» GOAL OF THE EXERCISE: Every line from the one that contains "What text is on this page?" to the last line of the listing below should be quoted verbatim. Pictures are excluded.
• • •
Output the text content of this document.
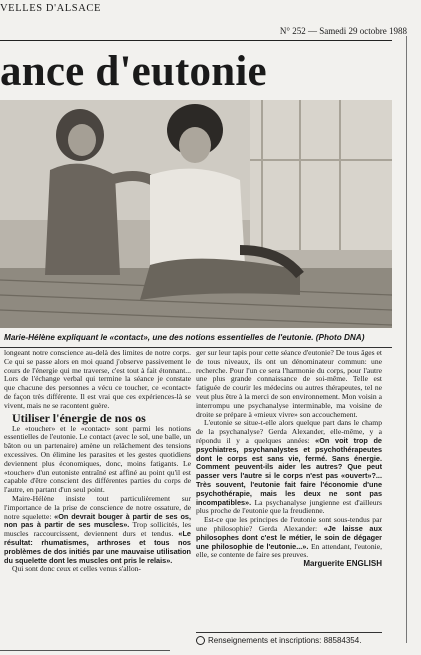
VELLES D'ALSACE
N° 252 — Samedi 29 octobre 1988
ance d'eutonie
Marie-Hélène expliquant le «contact», une des notions essentielles de l'eutonie. (Photo DNA)

longeant notre conscience au-delà des limites de notre corps. Ce qui se passe alors en moi quand j'observe passivement le cours de l'énergie qui me traverse, c'est tout à fait étonnant... Lors de l'échange verbal qui termine la séance je constate que chacune des personnes a vécu ce toucher, ce «contact» de façon très différente. Il est vrai que ces expériences-là se vivent, mais ne se racontent guère.

Utiliser l'énergie de nos os

Le «toucher» et le «contact» sont parmi les notions essentielles de l'eutonie. Le contact (avec le sol, une balle, un bâton ou un partenaire) amène un relâchement des tensions excessives. On élimine les parasites et les gestes quotidiens deviennent plus économiques, donc, moins fatigants. Le «toucher» d'un eutoniste entraîné est affiné au point qu'il est capable d'être conscient des différentes parties du corps de l'autre, en partant d'un seul point.

Maire-Hélène insiste tout particulièrement sur l'importance de la prise de conscience de notre ossature, de notre squelette: «On devrait bouger à partir de ses os, non pas à partir de ses muscles». Trop sollicités, les muscles raccourcissent, deviennent durs et tendus. «Le résultat: rhumatismes, arthroses et tous nos problèmes de dos initiés par une mauvaise utilisation du squelette dont les muscles ont pris le relais».

Qui sont donc ceux et celles venus s'allon-

ger sur leur tapis pour cette séance d'eutonie? De tous âges et de tous niveaux, ils ont un dénominateur commun: une recherche. Pour l'un ce sera l'harmonie du corps, pour l'autre une plus grande connaissance de soi-même. Telle est fatiguée de courir les médecins ou autres thérapeutes, tel ne veut plus être à la merci de son environnement. Mon voisin a interrompu une psychanalyse interminable, ma voisine de droite se prépare à «mieux vivre» son accouchement.

L'eutonie se situe-t-elle alors quelque part dans le champ de la psychanalyse? Gerda Alexander, elle-même, y a répondu il y a quelques années: «On voit trop de psychiatres, psychanalystes et psychothérapeutes dont le corps est sans vie, fermé. Sans énergie. Comment peuvent-ils aider les autres? Que peut passer vers l'autre si le corps n'est pas «ouvert»?... Très souvent, l'eutonie fait faire l'économie d'une psychothérapie, mais les deux ne sont pas incompatibles». La psychanalyse jungienne est d'ailleurs plus proche de l'eutonie que la freudienne.

Est-ce que les principes de l'eutonie sont sous-tendus par une philosophie? Gerda Alexander: «Je laisse aux philosophes dont c'est le métier, le soin de dégager une philosophie de l'eutonie...». En attendant, l'eutonie, elle, se contente de faire ses preuves.

Marguerite ENGLISH

Renseignements et inscriptions: 88584354.
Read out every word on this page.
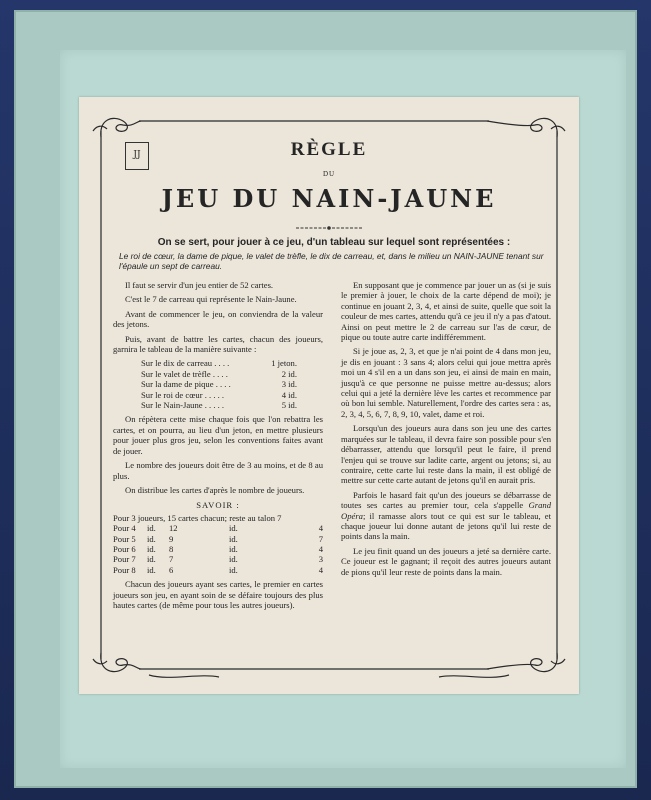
JJ	RÈGLE
DU
JEU DU NAIN-JAUNE
On se sert, pour jouer à ce jeu, d'un tableau sur lequel sont représentées :
Le roi de cœur, la dame de pique, le valet de trèfle, le dix de carreau, et, dans le milieu un NAIN-JAUNE tenant sur l'épaule un sept de carreau.

Il faut se servir d'un jeu entier de 52 cartes.

C'est le 7 de carreau qui représente le Nain-Jaune.

Avant de commencer le jeu, on conviendra de la valeur des jetons.

Puis, avant de battre les cartes, chacun des joueurs, garnira le tableau de la manière suivante :

Sur le dix de carreau . . . .	1 jeton.
Sur le valet de trèfle . . . .	2 id.
Sur la dame de pique . . . .	3 id.
Sur le roi de cœur . . . . .	4 id.
Sur le Nain-Jaune . . . . .	5 id.

On répètera cette mise chaque fois que l'on rebattra les cartes, et on pourra, au lieu d'un jeton, en mettre plusieurs pour jouer plus gros jeu, selon les conventions faites avant de jouer.

Le nombre des joueurs doit être de 3 au moins, et de 8 au plus.

On distribue les cartes d'après le nombre de joueurs.

SAVOIR :
Pour 3 joueurs, 15 cartes chacun; reste au talon 7
Pour 4	id.	12	id.	4
Pour 5	id.	9	id.	7
Pour 6	id.	8	id.	4
Pour 7	id.	7	id.	3
Pour 8	id.	6	id.	4

Chacun des joueurs ayant ses cartes, le premier en cartes joueurs son jeu, en ayant soin de se défaire toujours des plus hautes cartes (de même pour tous les autres joueurs).

En supposant que je commence par jouer un as (si je suis le premier à jouer, le choix de la carte dépend de moi); je continue en jouant 2, 3, 4, et ainsi de suite, quelle que soit la couleur de mes cartes, attendu qu'à ce jeu il n'y a pas d'atout. Ainsi on peut mettre le 2 de carreau sur l'as de cœur, de pique ou toute autre carte indifféremment.

Si je joue as, 2, 3, et que je n'ai point de 4 dans mon jeu, je dis en jouant : 3 sans 4; alors celui qui joue mettra après moi un 4 s'il en a un dans son jeu, ei ainsi de main en main, jusqu'à ce que personne ne puisse mettre au-dessus; alors celui qui a jeté la dernière lève les cartes et recommence par où bon lui semble. Naturellement, l'ordre des cartes sera : as, 2, 3, 4, 5, 6, 7, 8, 9, 10, valet, dame et roi.

Lorsqu'un des joueurs aura dans son jeu une des cartes marquées sur le tableau, il devra faire son possible pour s'en débarrasser, attendu que lorsqu'il peut le faire, il prend l'enjeu qui se trouve sur ladite carte, argent ou jetons; si, au contraire, cette carte lui reste dans la main, il est obligé de mettre sur cette carte autant de jetons qu'il en aurait pris.

Parfois le hasard fait qu'un des joueurs se débarrasse de toutes ses cartes au premier tour, cela s'appelle Grand Opéra; il ramasse alors tout ce qui est sur le tableau, et chaque joueur lui donne autant de jetons qu'il lui reste de points dans la main.

Le jeu finit quand un des joueurs a jeté sa dernière carte. Ce joueur est le gagnant; il reçoit des autres joueurs autant de pions qu'il leur reste de points dans la main.
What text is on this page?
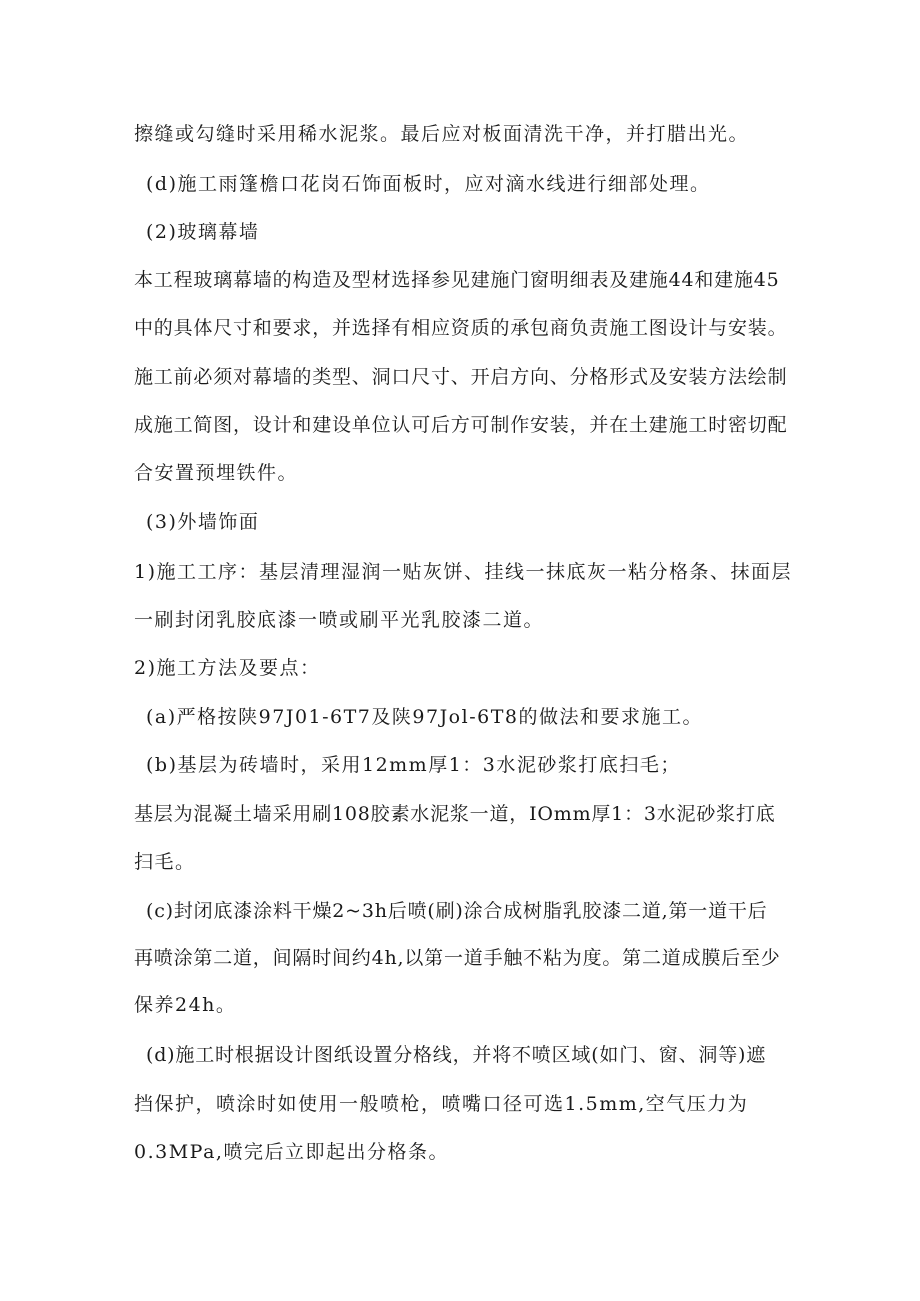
擦缝或勾缝时采用稀水泥浆。最后应对板面清洗干净，并打腊出光。

(d)施工雨篷檐口花岗石饰面板时，应对滴水线进行细部处理。

(2)玻璃幕墙

本工程玻璃幕墙的构造及型材选择参见建施门窗明细表及建施44和建施45

中的具体尺寸和要求，并选择有相应资质的承包商负责施工图设计与安装。

施工前必须对幕墙的类型、洞口尺寸、开启方向、分格形式及安装方法绘制

成施工简图，设计和建设单位认可后方可制作安装，并在土建施工时密切配

合安置预埋铁件。

(3)外墙饰面

1)施工工序：基层清理湿润一贴灰饼、挂线一抹底灰一粘分格条、抹面层

一刷封闭乳胶底漆一喷或刷平光乳胶漆二道。

2)施工方法及要点：

(a)严格按陕97J01-6T7及陕97Jol-6T8的做法和要求施工。

(b)基层为砖墙时，采用12mm厚1：3水泥砂浆打底扫毛；

基层为混凝土墙采用刷108胶素水泥浆一道，IOmm厚1：3水泥砂浆打底

扫毛。

(c)封闭底漆涂料干燥2~3h后喷(刷)涂合成树脂乳胶漆二道,第一道干后

再喷涂第二道，间隔时间约4h,以第一道手触不粘为度。第二道成膜后至少

保养24h。

(d)施工时根据设计图纸设置分格线，并将不喷区域(如门、窗、洞等)遮

挡保护，喷涂时如使用一般喷枪，喷嘴口径可选1.5mm,空气压力为

0.3MPa,喷完后立即起出分格条。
• • •
» COMPLETED EXERCISE:
What text is on this page?
擦缝或勾缝时采用稀水泥浆。最后应对板面清洗干净，并打腊出光。

(d)施工雨篷檐口花岗石饰面板时，应对滴水线进行细部处理。

(2)玻璃幕墙

本工程玻璃幕墙的构造及型材选择参见建施门窗明细表及建施44和建施45

中的具体尺寸和要求，并选择有相应资质的承包商负责施工图设计与安装。

施工前必须对幕墙的类型、洞口尺寸、开启方向、分格形式及安装方法绘制

成施工简图，设计和建设单位认可后方可制作安装，并在土建施工时密切配

合安置预埋铁件。

(3)外墙饰面

1)施工工序：基层清理湿润一贴灰饼、挂线一抹底灰一粘分格条、抹面层

一刷封闭乳胶底漆一喷或刷平光乳胶漆二道。

2)施工方法及要点：

(a)严格按陕97J01-6T7及陕97Jol-6T8的做法和要求施工。

(b)基层为砖墙时，采用12mm厚1：3水泥砂浆打底扫毛；

基层为混凝土墙采用刷108胶素水泥浆一道，IOmm厚1：3水泥砂浆打底

扫毛。

(c)封闭底漆涂料干燥2~3h后喷(刷)涂合成树脂乳胶漆二道,第一道干后

再喷涂第二道，间隔时间约4h,以第一道手触不粘为度。第二道成膜后至少

保养24h。

(d)施工时根据设计图纸设置分格线，并将不喷区域(如门、窗、洞等)遮

挡保护，喷涂时如使用一般喷枪，喷嘴口径可选1.5mm,空气压力为

0.3MPa,喷完后立即起出分格条。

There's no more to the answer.